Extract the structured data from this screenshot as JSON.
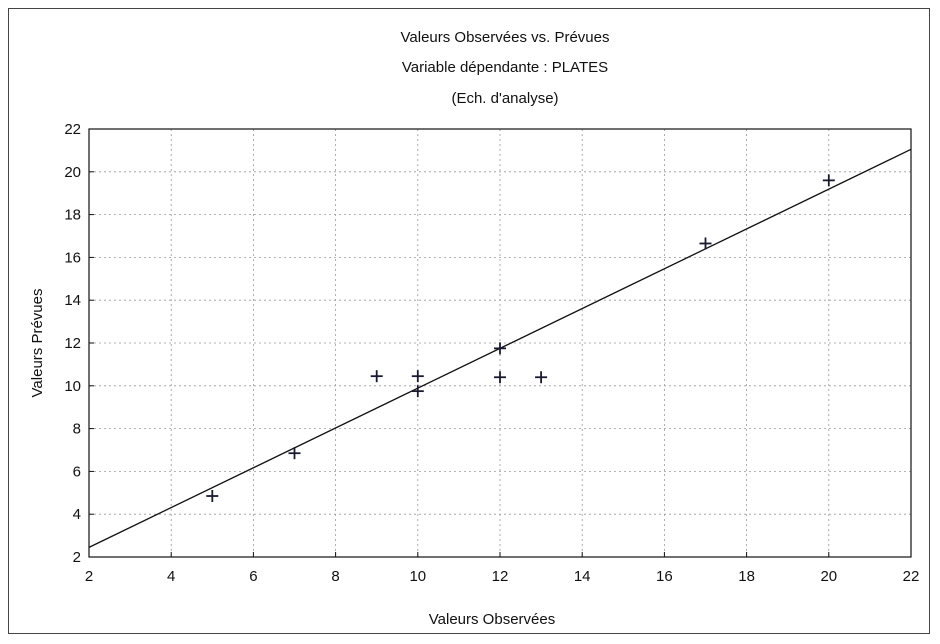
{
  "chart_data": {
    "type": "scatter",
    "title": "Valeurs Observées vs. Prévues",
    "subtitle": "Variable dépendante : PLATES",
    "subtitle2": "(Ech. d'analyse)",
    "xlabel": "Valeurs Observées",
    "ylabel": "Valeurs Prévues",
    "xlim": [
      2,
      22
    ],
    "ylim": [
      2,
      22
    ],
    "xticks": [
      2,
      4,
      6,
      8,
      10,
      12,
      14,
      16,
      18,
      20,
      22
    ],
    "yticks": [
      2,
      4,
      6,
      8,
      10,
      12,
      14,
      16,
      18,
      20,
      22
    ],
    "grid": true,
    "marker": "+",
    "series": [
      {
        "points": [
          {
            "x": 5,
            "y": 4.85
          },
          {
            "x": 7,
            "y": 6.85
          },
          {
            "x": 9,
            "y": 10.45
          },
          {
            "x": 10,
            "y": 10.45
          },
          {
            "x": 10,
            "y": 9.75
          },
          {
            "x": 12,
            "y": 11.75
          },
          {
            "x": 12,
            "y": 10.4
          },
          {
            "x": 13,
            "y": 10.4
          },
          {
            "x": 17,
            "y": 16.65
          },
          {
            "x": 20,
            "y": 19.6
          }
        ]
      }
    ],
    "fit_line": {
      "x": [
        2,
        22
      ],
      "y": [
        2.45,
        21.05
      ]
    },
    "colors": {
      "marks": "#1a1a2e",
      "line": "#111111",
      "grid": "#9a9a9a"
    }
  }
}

### What is asked
Leave the pictures out and print the records above exactly as they stand.

### Answer to this problem
Extract the structured data from this screenshot as JSON.
{
  "chart_data": {
    "type": "scatter",
    "title": "Valeurs Observées vs. Prévues",
    "subtitle": "Variable dépendante : PLATES",
    "subtitle2": "(Ech. d'analyse)",
    "xlabel": "Valeurs Observées",
    "ylabel": "Valeurs Prévues",
    "xlim": [
      2,
      22
    ],
    "ylim": [
      2,
      22
    ],
    "xticks": [
      2,
      4,
      6,
      8,
      10,
      12,
      14,
      16,
      18,
      20,
      22
    ],
    "yticks": [
      2,
      4,
      6,
      8,
      10,
      12,
      14,
      16,
      18,
      20,
      22
    ],
    "grid": true,
    "marker": "+",
    "series": [
      {
        "points": [
          {
            "x": 5,
            "y": 4.85
          },
          {
            "x": 7,
            "y": 6.85
          },
          {
            "x": 9,
            "y": 10.45
          },
          {
            "x": 10,
            "y": 10.45
          },
          {
            "x": 10,
            "y": 9.75
          },
          {
            "x": 12,
            "y": 11.75
          },
          {
            "x": 12,
            "y": 10.4
          },
          {
            "x": 13,
            "y": 10.4
          },
          {
            "x": 17,
            "y": 16.65
          },
          {
            "x": 20,
            "y": 19.6
          }
        ]
      }
    ],
    "fit_line": {
      "x": [
        2,
        22
      ],
      "y": [
        2.45,
        21.05
      ]
    },
    "colors": {
      "marks": "#1a1a2e",
      "line": "#111111",
      "grid": "#9a9a9a"
    }
  }
}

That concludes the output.